**What you are asked to do:**
Write out all the material exactly. Leave nothing out.
:: Data to process ::
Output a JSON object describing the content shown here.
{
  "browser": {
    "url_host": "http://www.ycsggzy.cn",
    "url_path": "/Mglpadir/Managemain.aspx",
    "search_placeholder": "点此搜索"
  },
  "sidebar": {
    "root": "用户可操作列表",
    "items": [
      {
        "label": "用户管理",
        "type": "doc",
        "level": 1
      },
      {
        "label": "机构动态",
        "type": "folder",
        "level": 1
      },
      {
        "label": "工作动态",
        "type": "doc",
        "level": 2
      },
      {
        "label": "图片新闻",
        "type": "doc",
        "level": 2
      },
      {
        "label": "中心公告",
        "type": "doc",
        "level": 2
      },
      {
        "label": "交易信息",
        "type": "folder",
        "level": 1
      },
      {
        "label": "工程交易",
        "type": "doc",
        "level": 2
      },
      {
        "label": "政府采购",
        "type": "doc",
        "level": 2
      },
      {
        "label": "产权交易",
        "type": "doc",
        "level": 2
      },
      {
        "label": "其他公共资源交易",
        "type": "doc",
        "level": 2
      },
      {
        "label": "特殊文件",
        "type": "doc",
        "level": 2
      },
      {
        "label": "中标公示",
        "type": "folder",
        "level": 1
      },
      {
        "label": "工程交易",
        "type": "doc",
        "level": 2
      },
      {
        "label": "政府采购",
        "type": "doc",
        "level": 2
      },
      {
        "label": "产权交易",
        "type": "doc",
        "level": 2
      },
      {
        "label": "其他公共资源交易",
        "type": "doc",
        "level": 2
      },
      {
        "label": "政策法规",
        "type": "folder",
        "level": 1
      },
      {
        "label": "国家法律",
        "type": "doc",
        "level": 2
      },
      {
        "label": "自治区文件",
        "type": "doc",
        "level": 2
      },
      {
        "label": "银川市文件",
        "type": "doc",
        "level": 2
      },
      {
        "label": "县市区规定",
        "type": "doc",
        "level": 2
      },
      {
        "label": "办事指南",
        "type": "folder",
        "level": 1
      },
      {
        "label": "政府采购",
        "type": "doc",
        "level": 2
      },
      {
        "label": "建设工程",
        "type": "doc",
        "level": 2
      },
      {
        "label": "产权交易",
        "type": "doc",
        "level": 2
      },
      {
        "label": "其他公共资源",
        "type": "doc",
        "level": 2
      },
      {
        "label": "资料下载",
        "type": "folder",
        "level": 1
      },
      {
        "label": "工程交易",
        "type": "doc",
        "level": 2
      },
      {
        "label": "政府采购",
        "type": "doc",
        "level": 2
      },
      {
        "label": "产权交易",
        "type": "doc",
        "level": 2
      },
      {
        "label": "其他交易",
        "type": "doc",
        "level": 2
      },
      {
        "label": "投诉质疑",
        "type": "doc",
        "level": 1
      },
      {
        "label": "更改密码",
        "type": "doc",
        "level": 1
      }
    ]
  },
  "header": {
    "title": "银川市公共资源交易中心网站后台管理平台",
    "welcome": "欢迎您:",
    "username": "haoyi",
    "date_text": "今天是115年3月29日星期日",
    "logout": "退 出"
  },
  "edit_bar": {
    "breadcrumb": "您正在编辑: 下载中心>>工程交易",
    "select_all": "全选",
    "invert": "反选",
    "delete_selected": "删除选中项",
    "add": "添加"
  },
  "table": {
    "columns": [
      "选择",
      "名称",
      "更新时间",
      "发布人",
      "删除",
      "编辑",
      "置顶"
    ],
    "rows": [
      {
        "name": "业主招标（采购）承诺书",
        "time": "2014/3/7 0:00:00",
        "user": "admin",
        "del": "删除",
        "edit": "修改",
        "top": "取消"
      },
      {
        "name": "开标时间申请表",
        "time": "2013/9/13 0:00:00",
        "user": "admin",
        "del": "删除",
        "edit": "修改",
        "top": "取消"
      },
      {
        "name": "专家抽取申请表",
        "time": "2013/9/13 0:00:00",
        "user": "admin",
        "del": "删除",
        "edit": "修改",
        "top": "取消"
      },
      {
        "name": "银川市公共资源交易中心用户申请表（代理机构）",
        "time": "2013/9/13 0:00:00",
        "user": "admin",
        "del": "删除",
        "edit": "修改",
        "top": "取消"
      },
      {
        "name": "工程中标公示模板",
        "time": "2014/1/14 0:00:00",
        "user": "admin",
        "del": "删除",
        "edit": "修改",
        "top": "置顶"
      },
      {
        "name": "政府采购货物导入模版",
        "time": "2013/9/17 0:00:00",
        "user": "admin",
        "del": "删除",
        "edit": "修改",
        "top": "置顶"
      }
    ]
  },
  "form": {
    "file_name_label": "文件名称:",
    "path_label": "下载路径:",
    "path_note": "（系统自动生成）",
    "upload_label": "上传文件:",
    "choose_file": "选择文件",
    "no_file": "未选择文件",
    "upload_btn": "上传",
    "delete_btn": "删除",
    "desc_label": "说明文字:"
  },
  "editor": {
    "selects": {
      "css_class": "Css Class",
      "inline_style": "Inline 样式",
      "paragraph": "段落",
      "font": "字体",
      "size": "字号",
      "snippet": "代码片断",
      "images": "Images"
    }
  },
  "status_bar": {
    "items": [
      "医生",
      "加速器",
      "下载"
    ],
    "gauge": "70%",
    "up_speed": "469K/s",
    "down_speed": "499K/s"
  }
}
:::
**Task result:**
Output a JSON object describing the content shown here.
{
  "browser": {
    "url_host": "http://www.ycsggzy.cn",
    "url_path": "/Mglpadir/Managemain.aspx",
    "search_placeholder": "点此搜索"
  },
  "sidebar": {
    "root": "用户可操作列表",
    "items": [
      {
        "label": "用户管理",
        "type": "doc",
        "level": 1
      },
      {
        "label": "机构动态",
        "type": "folder",
        "level": 1
      },
      {
        "label": "工作动态",
        "type": "doc",
        "level": 2
      },
      {
        "label": "图片新闻",
        "type": "doc",
        "level": 2
      },
      {
        "label": "中心公告",
        "type": "doc",
        "level": 2
      },
      {
        "label": "交易信息",
        "type": "folder",
        "level": 1
      },
      {
        "label": "工程交易",
        "type": "doc",
        "level": 2
      },
      {
        "label": "政府采购",
        "type": "doc",
        "level": 2
      },
      {
        "label": "产权交易",
        "type": "doc",
        "level": 2
      },
      {
        "label": "其他公共资源交易",
        "type": "doc",
        "level": 2
      },
      {
        "label": "特殊文件",
        "type": "doc",
        "level": 2
      },
      {
        "label": "中标公示",
        "type": "folder",
        "level": 1
      },
      {
        "label": "工程交易",
        "type": "doc",
        "level": 2
      },
      {
        "label": "政府采购",
        "type": "doc",
        "level": 2
      },
      {
        "label": "产权交易",
        "type": "doc",
        "level": 2
      },
      {
        "label": "其他公共资源交易",
        "type": "doc",
        "level": 2
      },
      {
        "label": "政策法规",
        "type": "folder",
        "level": 1
      },
      {
        "label": "国家法律",
        "type": "doc",
        "level": 2
      },
      {
        "label": "自治区文件",
        "type": "doc",
        "level": 2
      },
      {
        "label": "银川市文件",
        "type": "doc",
        "level": 2
      },
      {
        "label": "县市区规定",
        "type": "doc",
        "level": 2
      },
      {
        "label": "办事指南",
        "type": "folder",
        "level": 1
      },
      {
        "label": "政府采购",
        "type": "doc",
        "level": 2
      },
      {
        "label": "建设工程",
        "type": "doc",
        "level": 2
      },
      {
        "label": "产权交易",
        "type": "doc",
        "level": 2
      },
      {
        "label": "其他公共资源",
        "type": "doc",
        "level": 2
      },
      {
        "label": "资料下载",
        "type": "folder",
        "level": 1
      },
      {
        "label": "工程交易",
        "type": "doc",
        "level": 2
      },
      {
        "label": "政府采购",
        "type": "doc",
        "level": 2
      },
      {
        "label": "产权交易",
        "type": "doc",
        "level": 2
      },
      {
        "label": "其他交易",
        "type": "doc",
        "level": 2
      },
      {
        "label": "投诉质疑",
        "type": "doc",
        "level": 1
      },
      {
        "label": "更改密码",
        "type": "doc",
        "level": 1
      }
    ]
  },
  "header": {
    "title": "银川市公共资源交易中心网站后台管理平台",
    "welcome": "欢迎您:",
    "username": "haoyi",
    "date_text": "今天是115年3月29日星期日",
    "logout": "退 出"
  },
  "edit_bar": {
    "breadcrumb": "您正在编辑: 下载中心>>工程交易",
    "select_all": "全选",
    "invert": "反选",
    "delete_selected": "删除选中项",
    "add": "添加"
  },
  "table": {
    "columns": [
      "选择",
      "名称",
      "更新时间",
      "发布人",
      "删除",
      "编辑",
      "置顶"
    ],
    "rows": [
      {
        "name": "业主招标（采购）承诺书",
        "time": "2014/3/7 0:00:00",
        "user": "admin",
        "del": "删除",
        "edit": "修改",
        "top": "取消"
      },
      {
        "name": "开标时间申请表",
        "time": "2013/9/13 0:00:00",
        "user": "admin",
        "del": "删除",
        "edit": "修改",
        "top": "取消"
      },
      {
        "name": "专家抽取申请表",
        "time": "2013/9/13 0:00:00",
        "user": "admin",
        "del": "删除",
        "edit": "修改",
        "top": "取消"
      },
      {
        "name": "银川市公共资源交易中心用户申请表（代理机构）",
        "time": "2013/9/13 0:00:00",
        "user": "admin",
        "del": "删除",
        "edit": "修改",
        "top": "取消"
      },
      {
        "name": "工程中标公示模板",
        "time": "2014/1/14 0:00:00",
        "user": "admin",
        "del": "删除",
        "edit": "修改",
        "top": "置顶"
      },
      {
        "name": "政府采购货物导入模版",
        "time": "2013/9/17 0:00:00",
        "user": "admin",
        "del": "删除",
        "edit": "修改",
        "top": "置顶"
      }
    ]
  },
  "form": {
    "file_name_label": "文件名称:",
    "path_label": "下载路径:",
    "path_note": "（系统自动生成）",
    "upload_label": "上传文件:",
    "choose_file": "选择文件",
    "no_file": "未选择文件",
    "upload_btn": "上传",
    "delete_btn": "删除",
    "desc_label": "说明文字:"
  },
  "editor": {
    "selects": {
      "css_class": "Css Class",
      "inline_style": "Inline 样式",
      "paragraph": "段落",
      "font": "字体",
      "size": "字号",
      "snippet": "代码片断",
      "images": "Images"
    }
  },
  "status_bar": {
    "items": [
      "医生",
      "加速器",
      "下载"
    ],
    "gauge": "70%",
    "up_speed": "469K/s",
    "down_speed": "499K/s"
  }
}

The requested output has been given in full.